Required work -
Find each line containing the string "Take". Copy it.

○ ○ ○ ○ ○

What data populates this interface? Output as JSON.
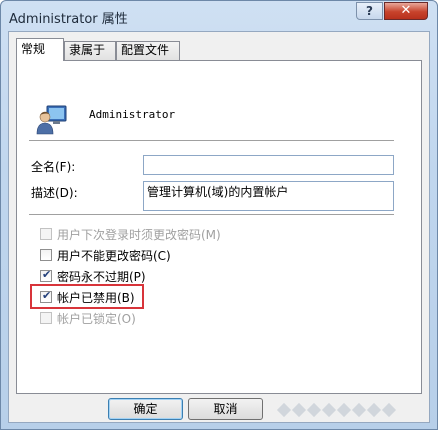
{
  "window": {
    "title": "Administrator 属性",
    "help_glyph": "?",
    "close_glyph": "✕"
  },
  "tabs": [
    {
      "label": "常规",
      "active": true
    },
    {
      "label": "隶属于",
      "active": false
    },
    {
      "label": "配置文件",
      "active": false
    }
  ],
  "general": {
    "username": "Administrator",
    "fullname": {
      "label": "全名(F):",
      "value": ""
    },
    "description": {
      "label": "描述(D):",
      "value": "管理计算机(域)的内置帐户"
    },
    "checkboxes": [
      {
        "label": "用户下次登录时须更改密码(M)",
        "checked": false,
        "enabled": false
      },
      {
        "label": "用户不能更改密码(C)",
        "checked": false,
        "enabled": true
      },
      {
        "label": "密码永不过期(P)",
        "checked": true,
        "enabled": true
      },
      {
        "label": "帐户已禁用(B)",
        "checked": true,
        "enabled": true
      },
      {
        "label": "帐户已锁定(O)",
        "checked": false,
        "enabled": false
      }
    ]
  },
  "buttons": {
    "ok": "确定",
    "cancel": "取消"
  },
  "icons": {
    "user": "user-icon",
    "help": "help-icon",
    "close": "close-icon"
  },
  "colors": {
    "highlight": "#d8343a",
    "title_bar": "#c0d6ee"
  }
}
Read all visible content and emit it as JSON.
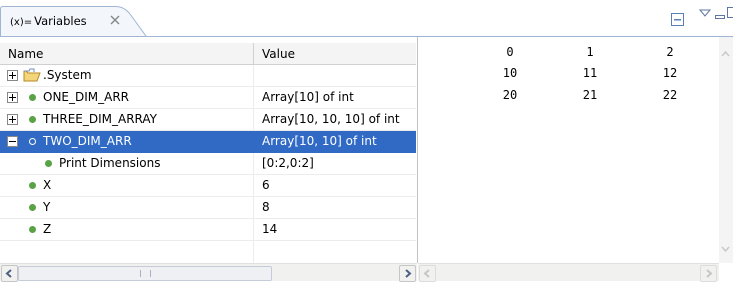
{
  "tab": {
    "title": "Variables",
    "title_prefix": "(x)="
  },
  "toolbar": {
    "buttons": [
      "collapse-all-icon",
      "view-menu-icon",
      "minimize-icon",
      "maximize-icon"
    ]
  },
  "columns": {
    "name": "Name",
    "value": "Value"
  },
  "rows": [
    {
      "name": ".System",
      "value": "",
      "icon": "folder-icon",
      "expander": "collapsed"
    },
    {
      "name": "ONE_DIM_ARR",
      "value": "Array[10] of int",
      "icon": "variable-icon",
      "expander": "collapsed"
    },
    {
      "name": "THREE_DIM_ARRAY",
      "value": "Array[10, 10, 10] of int",
      "icon": "variable-icon",
      "expander": "collapsed"
    },
    {
      "name": "TWO_DIM_ARR",
      "value": "Array[10, 10] of int",
      "icon": "variable-icon",
      "expander": "expanded",
      "selected": true
    },
    {
      "name": "Print Dimensions",
      "value": "[0:2,0:2]",
      "icon": "variable-icon",
      "child": true
    },
    {
      "name": "X",
      "value": "6",
      "icon": "variable-icon"
    },
    {
      "name": "Y",
      "value": "8",
      "icon": "variable-icon"
    },
    {
      "name": "Z",
      "value": "14",
      "icon": "variable-icon"
    }
  ],
  "detail": {
    "values": [
      [
        "0",
        "1",
        "2"
      ],
      [
        "10",
        "11",
        "12"
      ],
      [
        "20",
        "21",
        "22"
      ]
    ]
  },
  "colors": {
    "selection": "#316ac5",
    "variable_dot": "#59a245",
    "folder": "#e8c25b"
  }
}
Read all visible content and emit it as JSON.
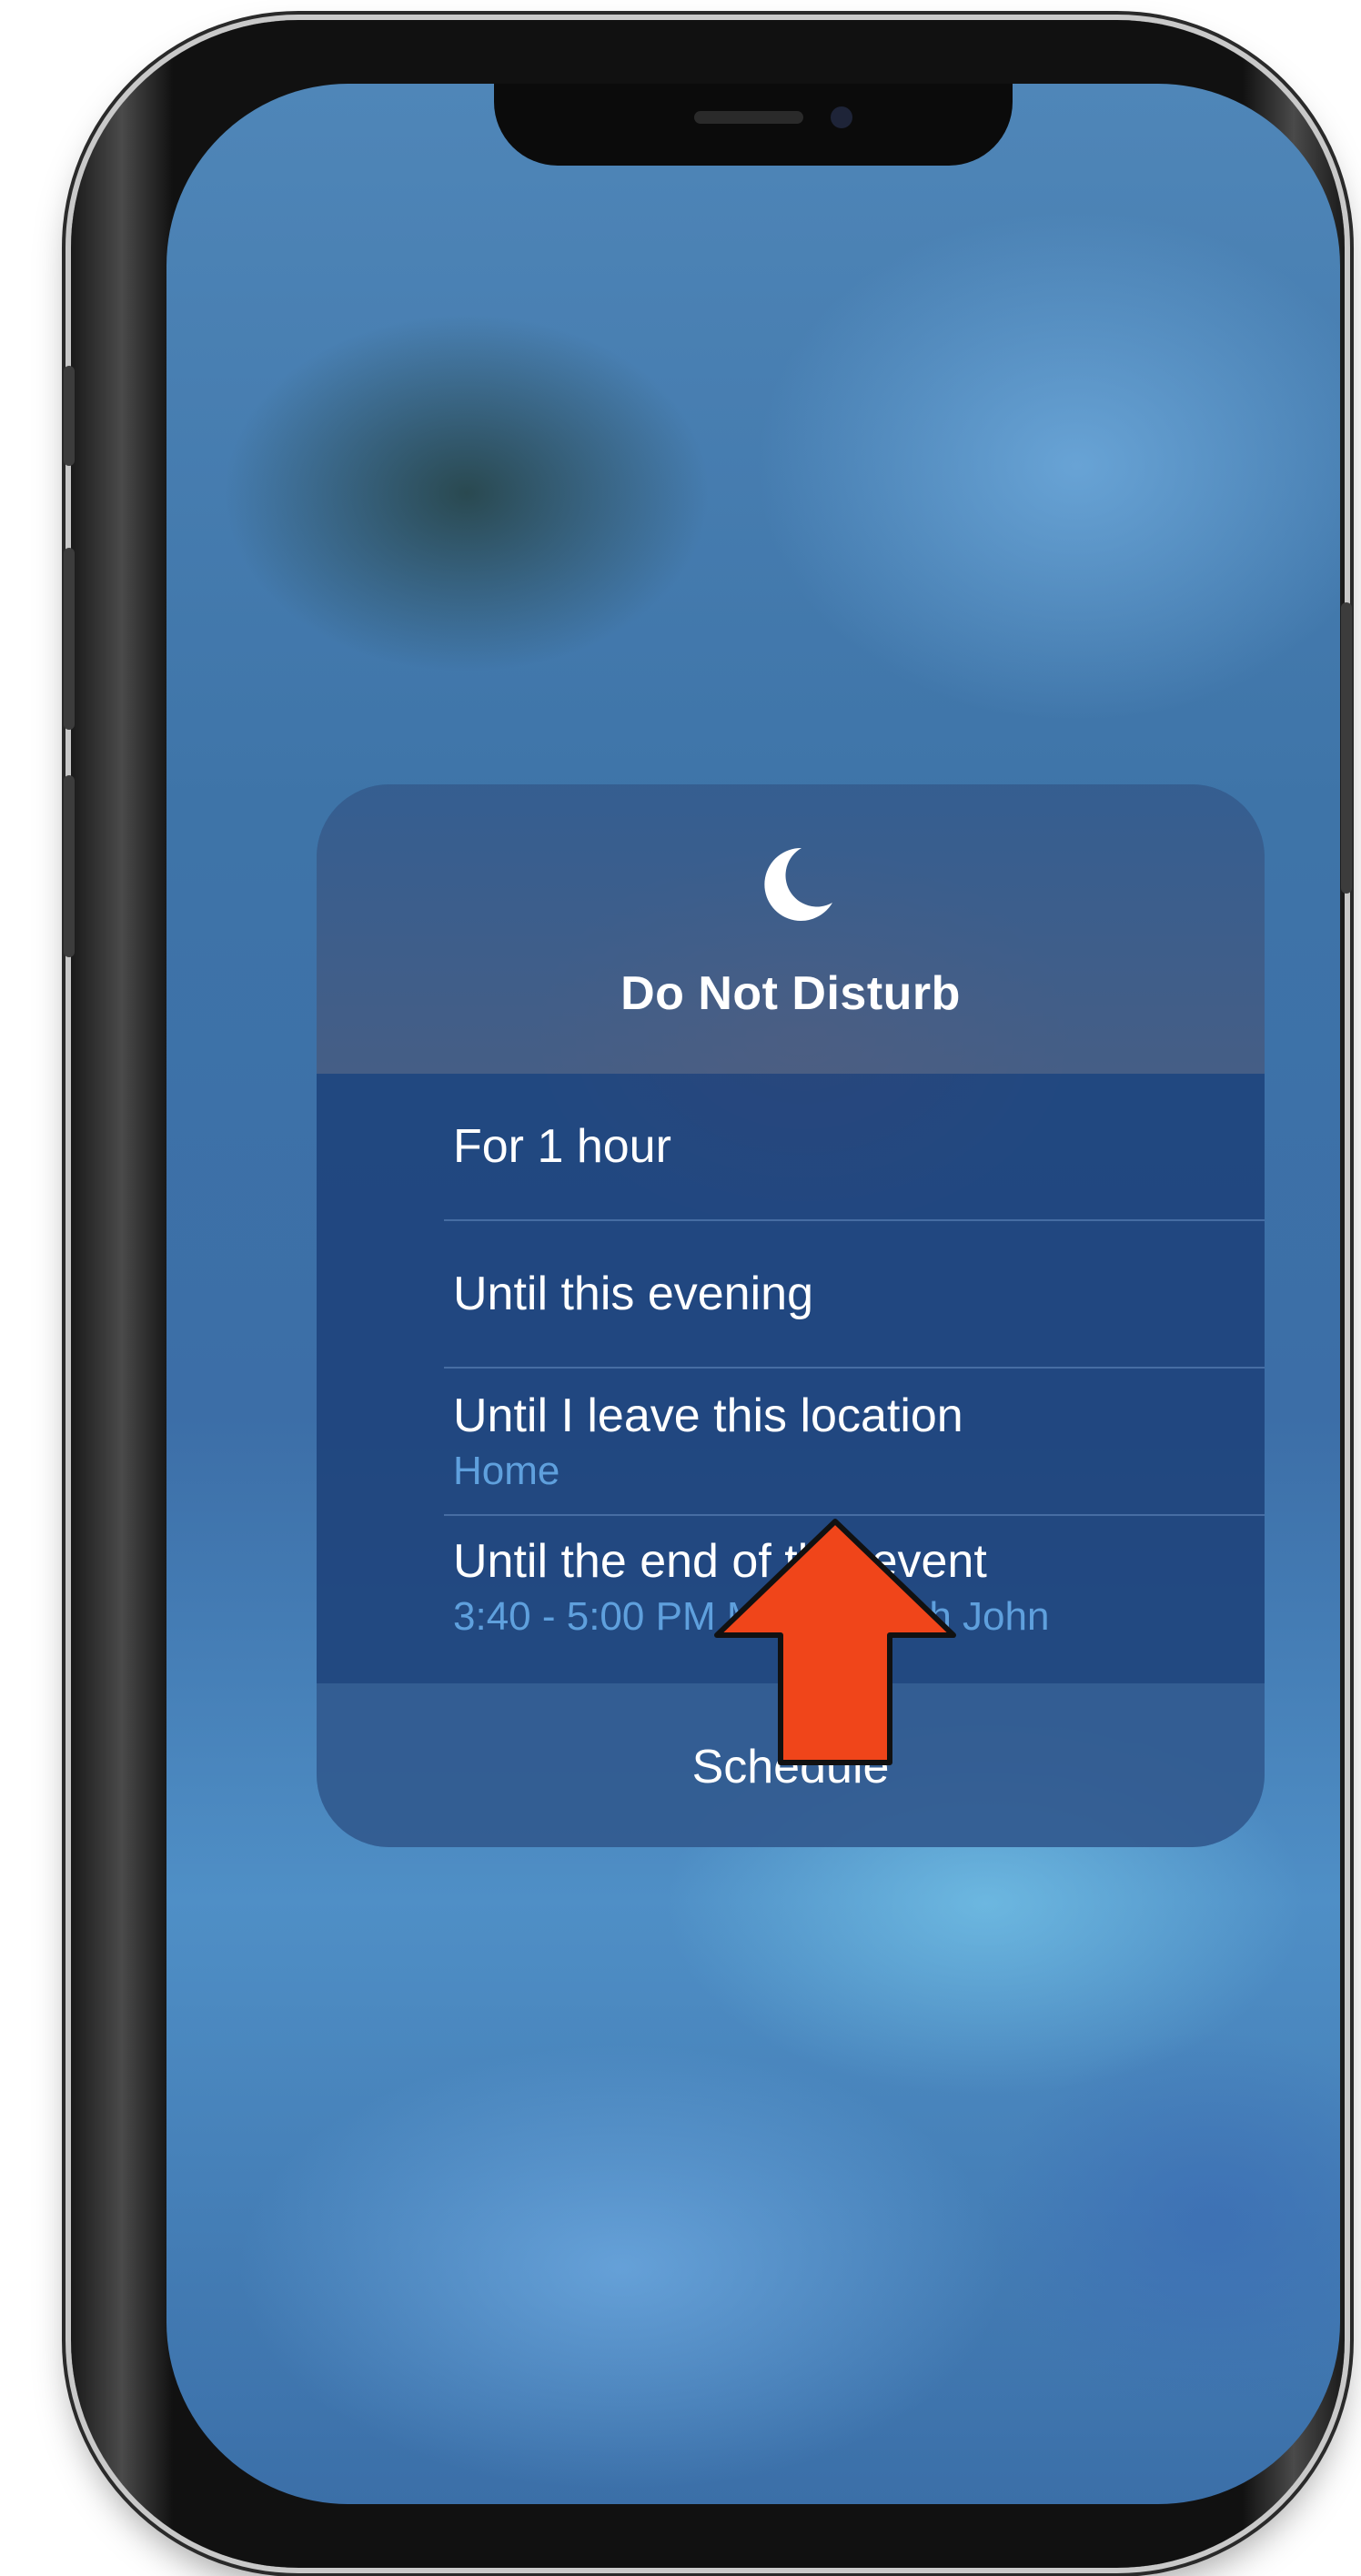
{
  "dnd": {
    "title": "Do Not Disturb",
    "icon": "moon-icon",
    "options": [
      {
        "label": "For 1 hour"
      },
      {
        "label": "Until this evening"
      },
      {
        "label": "Until I leave this location",
        "sub": "Home"
      },
      {
        "label": "Until the end of this event",
        "sub": "3:40 - 5:00 PM Meeting with John"
      }
    ],
    "schedule_label": "Schedule"
  },
  "annotation": {
    "icon": "up-arrow-icon",
    "color": "#f0451a"
  },
  "colors": {
    "accent_blue": "#5fa0dd",
    "text": "#ffffff"
  }
}
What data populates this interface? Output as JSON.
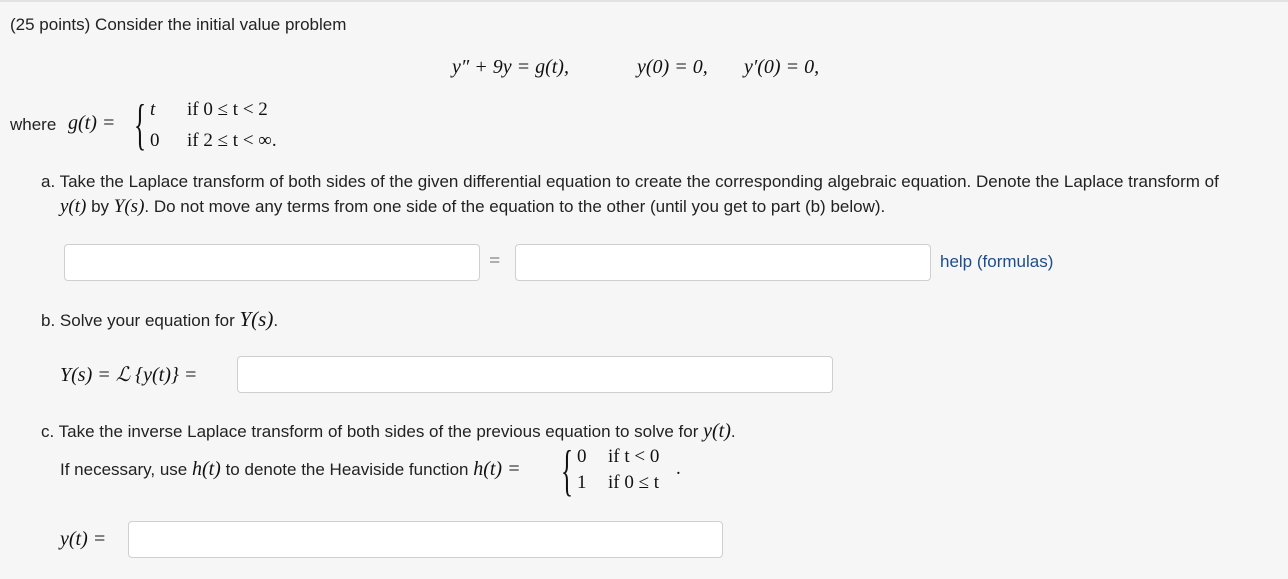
{
  "problem": {
    "intro": "(25 points) Consider the initial value problem",
    "ivp": {
      "ode_y2": "y″",
      "ode_rest": " + 9y = g(t),",
      "ic1": "y(0) = 0,",
      "ic2": "y′(0) = 0,"
    },
    "g_def": {
      "where": "where",
      "lhs": "g(t) =",
      "case1_val": "t",
      "case1_cond": "if 0 ≤ t < 2",
      "case2_val": "0",
      "case2_cond": "if 2 ≤ t < ∞."
    }
  },
  "part_a": {
    "prefix": "a. Take the Laplace transform of both sides of the given differential equation to create the corresponding algebraic equation. Denote the Laplace transform of",
    "line2_y": "y(t)",
    "line2_by": " by ",
    "line2_Y": "Y(s)",
    "line2_rest": ". Do not move any terms from one side of the equation to the other (until you get to part (b) below).",
    "equals": "=",
    "help_link": "help (formulas)",
    "left_value": "",
    "right_value": ""
  },
  "part_b": {
    "label_pre": "b. Solve your equation for ",
    "label_Y": "Y(s)",
    "label_post": ".",
    "lhs": "Y(s) = ℒ {y(t)} =",
    "value": ""
  },
  "part_c": {
    "label_pre": "c. Take the inverse Laplace transform of both sides of the previous equation to solve for ",
    "label_y": "y(t)",
    "label_post": ".",
    "heaviside_pre": "If necessary, use ",
    "heaviside_h": "h(t)",
    "heaviside_mid": " to denote the Heaviside function ",
    "heaviside_lhs": "h(t) =",
    "h_case1_val": "0",
    "h_case1_cond": "if t < 0",
    "h_case2_val": "1",
    "h_case2_cond": "if 0 ≤ t",
    "trailing_dot": ".",
    "lhs": "y(t) =",
    "value": ""
  }
}
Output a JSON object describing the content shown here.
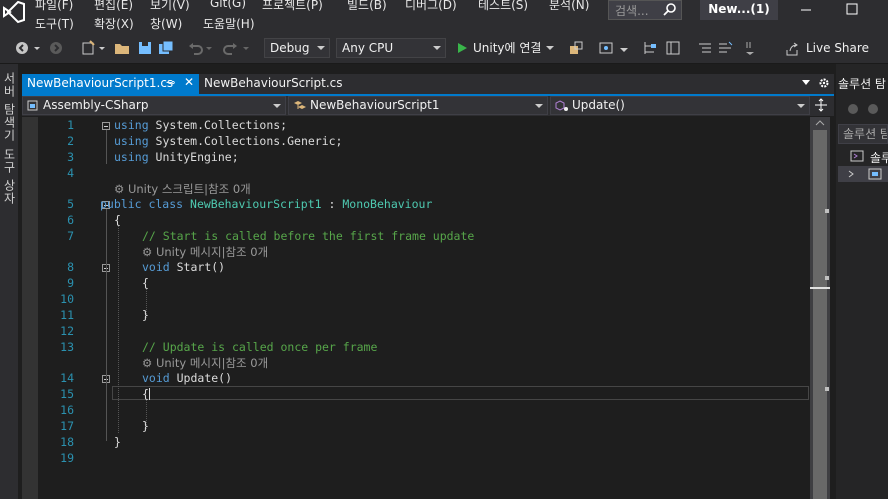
{
  "menu": {
    "row1": [
      "파일(F)",
      "편집(E)",
      "보기(V)",
      "Git(G)",
      "프로젝트(P)",
      "빌드(B)",
      "디버그(D)",
      "테스트(S)",
      "분석(N)"
    ],
    "row2": [
      "도구(T)",
      "확장(X)",
      "창(W)",
      "도움말(H)"
    ]
  },
  "search": {
    "placeholder": "검색..."
  },
  "solution_name": "New...(1)",
  "toolbar": {
    "configuration": "Debug",
    "platform": "Any CPU",
    "run_label": "Unity에 연결",
    "live_share": "Live Share"
  },
  "left_tabs": [
    "서버 탐색기",
    "도구 상자"
  ],
  "tabs": [
    {
      "label": "NewBehaviourScript1.cs",
      "active": true
    },
    {
      "label": "NewBehaviourScript.cs",
      "active": false
    }
  ],
  "navbar": {
    "project": "Assembly-CSharp",
    "class": "NewBehaviourScript1",
    "member": "Update()"
  },
  "code_lines": [
    {
      "n": "1"
    },
    {
      "n": "2"
    },
    {
      "n": "3"
    },
    {
      "n": "4"
    },
    {
      "n": "5"
    },
    {
      "n": "6"
    },
    {
      "n": "7"
    },
    {
      "n": "8"
    },
    {
      "n": "9"
    },
    {
      "n": "10"
    },
    {
      "n": "11"
    },
    {
      "n": "12"
    },
    {
      "n": "13"
    },
    {
      "n": "14"
    },
    {
      "n": "15"
    },
    {
      "n": "16"
    },
    {
      "n": "17"
    },
    {
      "n": "18"
    },
    {
      "n": "19"
    }
  ],
  "code": {
    "l1_kw": "using",
    "l1_rest": " System.Collections;",
    "l2_kw": "using",
    "l2_rest": " System.Collections.Generic;",
    "l3_kw": "using",
    "l3_rest": " UnityEngine;",
    "lens_class": "Unity 스크립트|참조 0개",
    "l5_kw": "public class",
    "l5_name": " NewBehaviourScript1",
    "l5_colon": " : ",
    "l5_base": "MonoBehaviour",
    "l6": "{",
    "l7_comment": "// Start is called before the first frame update",
    "lens_start": "Unity 메시지|참조 0개",
    "l8_kw": "void",
    "l8_rest": " Start()",
    "l9": "{",
    "l11": "}",
    "l13_comment": "// Update is called once per frame",
    "lens_update": "Unity 메시지|참조 0개",
    "l14_kw": "void",
    "l14_rest": " Update()",
    "l15": "{",
    "l17": "}",
    "l18": "}"
  },
  "right_panel": {
    "title": "솔루션 탐",
    "search": "솔루션 탐",
    "item1": "솔루"
  },
  "colors": {
    "accent": "#007acc",
    "keyword": "#569cd6",
    "type": "#4ec9b0",
    "comment": "#57a64a",
    "line_number": "#2b91af"
  }
}
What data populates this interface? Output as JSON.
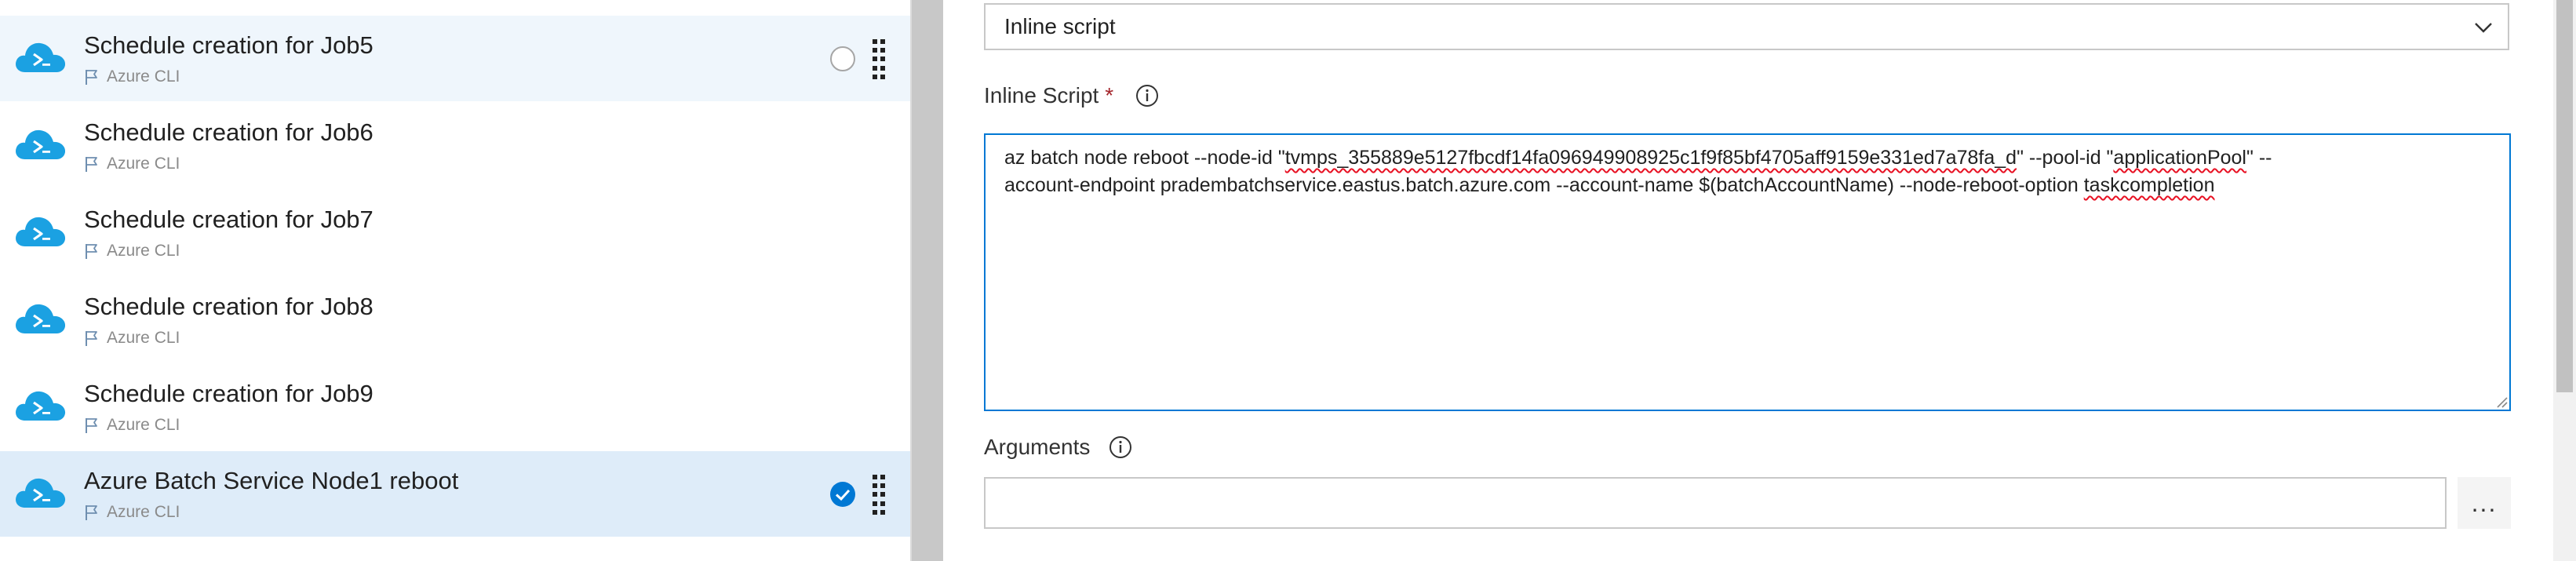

○ ○ ○ ○ ○

Answer to the exercise -
    "prefix": "a. Take the Laplace transform of both sides of the given differential equation to create the corresponding algebraic equation. Denote the Laplace transform of",
    "label_pre": "c. Take the inverse Laplace transform of both sides of the previous equation to solve for ",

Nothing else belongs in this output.